Tell me how many lines hold "income", please, using only the number.

(Records about charts and figures)
______________________________

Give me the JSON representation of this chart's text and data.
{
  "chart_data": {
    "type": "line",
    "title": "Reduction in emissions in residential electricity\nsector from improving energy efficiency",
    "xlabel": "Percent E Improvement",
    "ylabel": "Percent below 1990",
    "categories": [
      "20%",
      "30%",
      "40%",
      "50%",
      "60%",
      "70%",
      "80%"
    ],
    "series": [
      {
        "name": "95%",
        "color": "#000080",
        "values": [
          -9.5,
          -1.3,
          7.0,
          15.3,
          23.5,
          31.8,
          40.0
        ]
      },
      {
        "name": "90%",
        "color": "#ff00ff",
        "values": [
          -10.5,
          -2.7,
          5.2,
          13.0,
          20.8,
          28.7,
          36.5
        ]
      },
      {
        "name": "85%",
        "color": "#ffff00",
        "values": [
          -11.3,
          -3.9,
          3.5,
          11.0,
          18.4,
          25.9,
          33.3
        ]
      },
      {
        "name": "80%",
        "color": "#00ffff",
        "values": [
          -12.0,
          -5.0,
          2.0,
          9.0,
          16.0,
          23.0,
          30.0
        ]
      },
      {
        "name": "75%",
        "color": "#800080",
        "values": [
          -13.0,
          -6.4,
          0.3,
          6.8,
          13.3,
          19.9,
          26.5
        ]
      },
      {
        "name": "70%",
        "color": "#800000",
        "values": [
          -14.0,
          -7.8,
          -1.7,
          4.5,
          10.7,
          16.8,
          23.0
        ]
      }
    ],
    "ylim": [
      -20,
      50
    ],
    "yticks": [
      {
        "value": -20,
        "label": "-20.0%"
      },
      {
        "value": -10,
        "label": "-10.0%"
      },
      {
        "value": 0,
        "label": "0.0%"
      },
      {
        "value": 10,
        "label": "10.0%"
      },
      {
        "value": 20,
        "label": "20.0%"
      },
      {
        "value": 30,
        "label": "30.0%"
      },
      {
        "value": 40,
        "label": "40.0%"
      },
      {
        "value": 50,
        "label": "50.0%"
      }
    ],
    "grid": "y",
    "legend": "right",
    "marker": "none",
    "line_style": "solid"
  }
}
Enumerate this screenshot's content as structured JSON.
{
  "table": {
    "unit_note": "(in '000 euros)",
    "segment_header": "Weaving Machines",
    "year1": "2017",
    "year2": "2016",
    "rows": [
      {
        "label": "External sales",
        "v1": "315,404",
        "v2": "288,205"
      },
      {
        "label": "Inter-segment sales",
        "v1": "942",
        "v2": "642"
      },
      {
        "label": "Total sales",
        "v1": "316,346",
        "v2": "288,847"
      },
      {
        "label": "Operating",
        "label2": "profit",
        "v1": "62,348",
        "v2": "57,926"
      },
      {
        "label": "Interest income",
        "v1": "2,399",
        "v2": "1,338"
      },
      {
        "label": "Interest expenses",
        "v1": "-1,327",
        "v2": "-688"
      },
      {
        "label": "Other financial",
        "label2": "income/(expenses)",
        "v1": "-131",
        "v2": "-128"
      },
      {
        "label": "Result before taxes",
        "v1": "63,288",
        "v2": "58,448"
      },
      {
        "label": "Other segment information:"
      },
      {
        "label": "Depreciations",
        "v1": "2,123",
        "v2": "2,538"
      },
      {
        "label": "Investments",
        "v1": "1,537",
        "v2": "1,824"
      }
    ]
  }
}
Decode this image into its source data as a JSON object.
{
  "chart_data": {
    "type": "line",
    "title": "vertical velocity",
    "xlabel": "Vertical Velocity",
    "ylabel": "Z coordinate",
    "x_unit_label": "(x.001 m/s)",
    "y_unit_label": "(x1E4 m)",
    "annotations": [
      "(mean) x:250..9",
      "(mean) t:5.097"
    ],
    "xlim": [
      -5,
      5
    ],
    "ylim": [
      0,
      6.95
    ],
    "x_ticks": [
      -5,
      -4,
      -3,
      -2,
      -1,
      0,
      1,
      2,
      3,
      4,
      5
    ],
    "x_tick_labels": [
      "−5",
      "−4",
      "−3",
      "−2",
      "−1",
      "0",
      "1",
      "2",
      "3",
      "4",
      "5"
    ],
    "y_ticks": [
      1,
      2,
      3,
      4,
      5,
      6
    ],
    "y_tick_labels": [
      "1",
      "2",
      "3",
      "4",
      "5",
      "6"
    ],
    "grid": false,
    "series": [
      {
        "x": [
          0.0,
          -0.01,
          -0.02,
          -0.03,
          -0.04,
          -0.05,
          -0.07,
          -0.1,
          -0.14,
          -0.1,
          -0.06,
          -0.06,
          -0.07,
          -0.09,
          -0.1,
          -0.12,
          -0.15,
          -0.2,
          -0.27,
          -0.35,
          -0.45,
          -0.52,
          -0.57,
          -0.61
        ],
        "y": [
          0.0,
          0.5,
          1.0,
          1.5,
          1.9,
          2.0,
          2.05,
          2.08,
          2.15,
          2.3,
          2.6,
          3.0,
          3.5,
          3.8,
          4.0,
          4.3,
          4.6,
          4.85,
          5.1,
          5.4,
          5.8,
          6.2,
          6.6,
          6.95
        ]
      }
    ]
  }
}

______________________________

◆ The reply ◆
2